▶ [Set problem]
Find how many lines of the listing below include the word "Artist", then report the number by itself.

▶ [Extracted data]
━━━━━━━━━━

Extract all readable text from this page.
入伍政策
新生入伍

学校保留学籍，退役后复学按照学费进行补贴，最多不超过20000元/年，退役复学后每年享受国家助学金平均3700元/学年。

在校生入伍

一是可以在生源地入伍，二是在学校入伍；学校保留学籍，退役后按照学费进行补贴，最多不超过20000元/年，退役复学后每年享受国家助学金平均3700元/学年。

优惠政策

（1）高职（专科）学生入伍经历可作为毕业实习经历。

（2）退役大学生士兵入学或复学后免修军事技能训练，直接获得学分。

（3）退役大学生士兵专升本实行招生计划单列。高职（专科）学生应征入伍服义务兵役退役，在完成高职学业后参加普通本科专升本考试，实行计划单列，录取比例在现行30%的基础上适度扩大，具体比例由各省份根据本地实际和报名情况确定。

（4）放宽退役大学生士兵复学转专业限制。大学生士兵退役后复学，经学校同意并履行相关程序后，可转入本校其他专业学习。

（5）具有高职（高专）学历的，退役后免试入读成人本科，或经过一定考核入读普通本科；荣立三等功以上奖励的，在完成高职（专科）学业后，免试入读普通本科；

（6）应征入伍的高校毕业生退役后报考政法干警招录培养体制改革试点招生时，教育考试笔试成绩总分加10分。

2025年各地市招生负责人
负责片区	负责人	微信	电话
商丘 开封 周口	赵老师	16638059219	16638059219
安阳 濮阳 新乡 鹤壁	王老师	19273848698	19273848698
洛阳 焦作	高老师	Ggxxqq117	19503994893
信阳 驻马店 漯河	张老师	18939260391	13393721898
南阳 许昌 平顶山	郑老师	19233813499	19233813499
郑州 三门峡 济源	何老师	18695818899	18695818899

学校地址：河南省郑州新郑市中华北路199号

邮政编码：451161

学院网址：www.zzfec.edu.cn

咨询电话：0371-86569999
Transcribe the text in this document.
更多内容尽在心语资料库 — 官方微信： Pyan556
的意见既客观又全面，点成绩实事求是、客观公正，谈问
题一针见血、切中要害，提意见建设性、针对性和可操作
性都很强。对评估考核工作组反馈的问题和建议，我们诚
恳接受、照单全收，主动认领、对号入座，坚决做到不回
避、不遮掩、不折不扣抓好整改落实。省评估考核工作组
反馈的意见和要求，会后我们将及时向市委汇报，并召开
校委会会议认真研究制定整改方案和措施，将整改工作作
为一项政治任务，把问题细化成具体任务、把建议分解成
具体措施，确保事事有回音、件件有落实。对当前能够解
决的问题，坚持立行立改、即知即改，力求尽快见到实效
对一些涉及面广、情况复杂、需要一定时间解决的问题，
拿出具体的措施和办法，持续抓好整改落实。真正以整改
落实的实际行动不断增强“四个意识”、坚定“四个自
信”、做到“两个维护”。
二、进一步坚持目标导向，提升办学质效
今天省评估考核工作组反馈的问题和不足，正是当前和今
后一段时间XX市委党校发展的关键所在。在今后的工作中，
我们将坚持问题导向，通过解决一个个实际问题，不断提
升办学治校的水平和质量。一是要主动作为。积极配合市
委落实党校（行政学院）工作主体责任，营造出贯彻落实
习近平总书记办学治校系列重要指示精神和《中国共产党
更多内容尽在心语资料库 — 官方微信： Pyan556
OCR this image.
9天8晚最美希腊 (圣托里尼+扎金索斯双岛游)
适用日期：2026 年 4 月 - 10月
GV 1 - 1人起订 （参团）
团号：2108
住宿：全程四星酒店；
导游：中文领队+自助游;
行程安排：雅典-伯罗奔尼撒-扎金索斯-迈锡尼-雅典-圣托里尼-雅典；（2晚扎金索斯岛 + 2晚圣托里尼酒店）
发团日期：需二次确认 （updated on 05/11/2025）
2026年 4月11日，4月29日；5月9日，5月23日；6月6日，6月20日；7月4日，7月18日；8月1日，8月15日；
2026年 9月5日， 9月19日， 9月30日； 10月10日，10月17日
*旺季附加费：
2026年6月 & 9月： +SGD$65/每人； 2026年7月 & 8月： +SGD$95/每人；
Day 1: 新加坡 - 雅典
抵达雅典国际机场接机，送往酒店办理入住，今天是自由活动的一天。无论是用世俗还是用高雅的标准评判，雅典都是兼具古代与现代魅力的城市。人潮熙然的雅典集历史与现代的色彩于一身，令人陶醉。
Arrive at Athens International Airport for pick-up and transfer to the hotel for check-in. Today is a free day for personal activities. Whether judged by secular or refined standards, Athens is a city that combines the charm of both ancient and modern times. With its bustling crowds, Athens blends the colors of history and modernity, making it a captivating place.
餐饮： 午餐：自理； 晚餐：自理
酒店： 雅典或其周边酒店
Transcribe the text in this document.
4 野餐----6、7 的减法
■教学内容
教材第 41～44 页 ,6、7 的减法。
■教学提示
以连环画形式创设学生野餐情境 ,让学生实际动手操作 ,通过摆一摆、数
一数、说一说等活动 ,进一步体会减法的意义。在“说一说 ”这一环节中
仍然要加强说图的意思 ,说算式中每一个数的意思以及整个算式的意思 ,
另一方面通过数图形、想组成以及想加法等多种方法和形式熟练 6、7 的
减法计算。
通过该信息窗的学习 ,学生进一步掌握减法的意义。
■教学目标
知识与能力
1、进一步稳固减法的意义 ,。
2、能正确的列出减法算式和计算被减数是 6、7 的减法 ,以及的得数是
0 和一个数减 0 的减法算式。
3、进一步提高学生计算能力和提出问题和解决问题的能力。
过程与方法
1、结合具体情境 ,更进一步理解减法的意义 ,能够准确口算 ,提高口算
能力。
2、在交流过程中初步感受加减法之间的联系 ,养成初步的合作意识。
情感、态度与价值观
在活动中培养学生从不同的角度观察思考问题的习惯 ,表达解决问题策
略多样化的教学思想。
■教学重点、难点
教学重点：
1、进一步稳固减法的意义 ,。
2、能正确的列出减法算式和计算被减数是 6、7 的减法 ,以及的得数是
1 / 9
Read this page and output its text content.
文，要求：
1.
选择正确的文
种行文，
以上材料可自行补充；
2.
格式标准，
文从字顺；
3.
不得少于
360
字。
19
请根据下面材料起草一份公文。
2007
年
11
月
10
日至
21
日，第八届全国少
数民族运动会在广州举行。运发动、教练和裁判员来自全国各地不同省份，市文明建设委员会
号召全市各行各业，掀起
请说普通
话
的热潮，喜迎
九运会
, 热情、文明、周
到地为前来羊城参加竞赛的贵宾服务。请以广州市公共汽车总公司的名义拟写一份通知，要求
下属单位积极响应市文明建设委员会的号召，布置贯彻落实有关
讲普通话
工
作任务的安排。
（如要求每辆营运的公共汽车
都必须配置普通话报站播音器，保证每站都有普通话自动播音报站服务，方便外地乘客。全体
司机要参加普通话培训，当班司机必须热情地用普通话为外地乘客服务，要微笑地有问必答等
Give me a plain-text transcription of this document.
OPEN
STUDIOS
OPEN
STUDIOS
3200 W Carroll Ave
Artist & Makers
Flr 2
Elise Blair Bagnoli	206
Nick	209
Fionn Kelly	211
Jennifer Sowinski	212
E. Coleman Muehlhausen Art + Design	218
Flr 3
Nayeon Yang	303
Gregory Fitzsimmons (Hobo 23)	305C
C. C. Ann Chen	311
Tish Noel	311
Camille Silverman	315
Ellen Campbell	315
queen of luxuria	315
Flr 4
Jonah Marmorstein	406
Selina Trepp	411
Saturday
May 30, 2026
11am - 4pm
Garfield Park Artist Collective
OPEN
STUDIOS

━━━━━━━━━━

▶ [Task answer]
2